◆ Aim of the task ◆
Can the data below be echoed back word for word?

◆ Supplied records ◆
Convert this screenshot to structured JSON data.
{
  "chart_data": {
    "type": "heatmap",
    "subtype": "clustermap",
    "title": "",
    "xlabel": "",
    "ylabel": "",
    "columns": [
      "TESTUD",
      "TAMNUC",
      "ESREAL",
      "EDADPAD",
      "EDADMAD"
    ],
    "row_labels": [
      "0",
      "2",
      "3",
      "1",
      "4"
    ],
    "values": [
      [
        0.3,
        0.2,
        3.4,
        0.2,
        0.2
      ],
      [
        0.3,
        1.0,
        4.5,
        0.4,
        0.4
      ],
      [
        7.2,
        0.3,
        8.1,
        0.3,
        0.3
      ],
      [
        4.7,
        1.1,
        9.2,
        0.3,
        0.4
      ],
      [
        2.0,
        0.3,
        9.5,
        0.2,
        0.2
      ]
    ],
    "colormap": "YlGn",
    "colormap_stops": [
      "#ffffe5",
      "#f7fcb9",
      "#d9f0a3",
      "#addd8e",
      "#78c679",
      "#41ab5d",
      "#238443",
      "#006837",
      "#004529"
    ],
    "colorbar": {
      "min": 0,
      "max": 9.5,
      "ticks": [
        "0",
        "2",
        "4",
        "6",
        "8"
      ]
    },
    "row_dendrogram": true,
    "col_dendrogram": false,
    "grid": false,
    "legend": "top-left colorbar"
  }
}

◆ The response ◆
Convert this screenshot to structured JSON data.
{
  "chart_data": {
    "type": "heatmap",
    "subtype": "clustermap",
    "title": "",
    "xlabel": "",
    "ylabel": "",
    "columns": [
      "TESTUD",
      "TAMNUC",
      "ESREAL",
      "EDADPAD",
      "EDADMAD"
    ],
    "row_labels": [
      "0",
      "2",
      "3",
      "1",
      "4"
    ],
    "values": [
      [
        0.3,
        0.2,
        3.4,
        0.2,
        0.2
      ],
      [
        0.3,
        1.0,
        4.5,
        0.4,
        0.4
      ],
      [
        7.2,
        0.3,
        8.1,
        0.3,
        0.3
      ],
      [
        4.7,
        1.1,
        9.2,
        0.3,
        0.4
      ],
      [
        2.0,
        0.3,
        9.5,
        0.2,
        0.2
      ]
    ],
    "colormap": "YlGn",
    "colormap_stops": [
      "#ffffe5",
      "#f7fcb9",
      "#d9f0a3",
      "#addd8e",
      "#78c679",
      "#41ab5d",
      "#238443",
      "#006837",
      "#004529"
    ],
    "colorbar": {
      "min": 0,
      "max": 9.5,
      "ticks": [
        "0",
        "2",
        "4",
        "6",
        "8"
      ]
    },
    "row_dendrogram": true,
    "col_dendrogram": false,
    "grid": false,
    "legend": "top-left colorbar"
  }
}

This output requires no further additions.